• _Exercise_: Pick out the lines containing "ณสมบ".

• _Data records_:
======

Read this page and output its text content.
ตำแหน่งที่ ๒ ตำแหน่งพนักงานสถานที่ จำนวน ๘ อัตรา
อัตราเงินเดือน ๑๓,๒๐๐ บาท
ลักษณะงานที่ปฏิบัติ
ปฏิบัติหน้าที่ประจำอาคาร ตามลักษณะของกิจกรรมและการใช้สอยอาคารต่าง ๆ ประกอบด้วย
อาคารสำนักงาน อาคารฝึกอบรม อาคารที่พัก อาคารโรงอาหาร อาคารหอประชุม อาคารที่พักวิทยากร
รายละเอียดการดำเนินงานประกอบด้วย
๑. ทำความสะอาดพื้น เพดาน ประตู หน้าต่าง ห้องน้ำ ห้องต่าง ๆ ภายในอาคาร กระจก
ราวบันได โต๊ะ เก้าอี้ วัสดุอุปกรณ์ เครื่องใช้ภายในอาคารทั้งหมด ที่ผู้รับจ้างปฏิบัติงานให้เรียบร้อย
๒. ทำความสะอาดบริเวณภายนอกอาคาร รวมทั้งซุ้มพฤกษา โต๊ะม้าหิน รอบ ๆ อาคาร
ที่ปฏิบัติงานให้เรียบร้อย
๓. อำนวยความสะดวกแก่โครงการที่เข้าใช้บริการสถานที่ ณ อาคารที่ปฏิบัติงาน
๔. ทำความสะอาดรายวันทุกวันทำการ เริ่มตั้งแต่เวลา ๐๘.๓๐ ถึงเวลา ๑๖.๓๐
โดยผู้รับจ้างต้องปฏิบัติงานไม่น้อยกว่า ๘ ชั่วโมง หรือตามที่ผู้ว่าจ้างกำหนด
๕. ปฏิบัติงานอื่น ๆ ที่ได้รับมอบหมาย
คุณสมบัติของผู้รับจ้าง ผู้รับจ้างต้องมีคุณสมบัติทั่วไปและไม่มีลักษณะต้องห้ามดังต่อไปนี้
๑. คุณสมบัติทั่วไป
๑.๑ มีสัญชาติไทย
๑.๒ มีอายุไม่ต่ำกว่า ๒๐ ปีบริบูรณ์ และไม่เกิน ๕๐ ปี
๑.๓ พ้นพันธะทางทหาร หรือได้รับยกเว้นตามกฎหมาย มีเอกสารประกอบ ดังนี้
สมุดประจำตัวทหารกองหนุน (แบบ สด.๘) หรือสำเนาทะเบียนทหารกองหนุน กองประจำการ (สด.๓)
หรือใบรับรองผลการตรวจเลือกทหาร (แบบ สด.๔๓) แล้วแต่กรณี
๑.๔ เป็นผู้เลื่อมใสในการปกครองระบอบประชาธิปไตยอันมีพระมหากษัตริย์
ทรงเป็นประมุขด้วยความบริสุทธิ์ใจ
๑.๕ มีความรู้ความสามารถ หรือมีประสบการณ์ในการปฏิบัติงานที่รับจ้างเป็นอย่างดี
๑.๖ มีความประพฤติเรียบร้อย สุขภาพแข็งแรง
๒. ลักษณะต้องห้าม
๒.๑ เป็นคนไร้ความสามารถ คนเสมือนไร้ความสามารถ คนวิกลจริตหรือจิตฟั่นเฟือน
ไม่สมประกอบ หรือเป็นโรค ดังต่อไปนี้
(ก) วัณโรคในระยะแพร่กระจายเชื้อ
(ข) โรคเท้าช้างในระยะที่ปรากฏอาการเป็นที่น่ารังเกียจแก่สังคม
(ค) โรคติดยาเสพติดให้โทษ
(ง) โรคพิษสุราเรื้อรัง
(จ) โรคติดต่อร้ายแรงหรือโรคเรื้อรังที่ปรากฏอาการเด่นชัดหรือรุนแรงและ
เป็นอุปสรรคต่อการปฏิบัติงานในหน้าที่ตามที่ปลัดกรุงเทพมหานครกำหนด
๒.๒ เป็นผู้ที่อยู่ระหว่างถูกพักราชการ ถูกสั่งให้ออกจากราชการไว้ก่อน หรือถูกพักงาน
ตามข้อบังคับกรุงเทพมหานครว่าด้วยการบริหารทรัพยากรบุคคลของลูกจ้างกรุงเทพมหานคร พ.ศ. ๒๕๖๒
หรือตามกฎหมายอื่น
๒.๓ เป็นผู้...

======

• _Answer to this exercise_:
คุณสมบัติของผู้รับจ้าง ผู้รับจ้างต้องมีคุณสมบัติทั่วไปและไม่มีลักษณะต้องห้ามดังต่อไปนี้
๑. คุณสมบัติทั่วไป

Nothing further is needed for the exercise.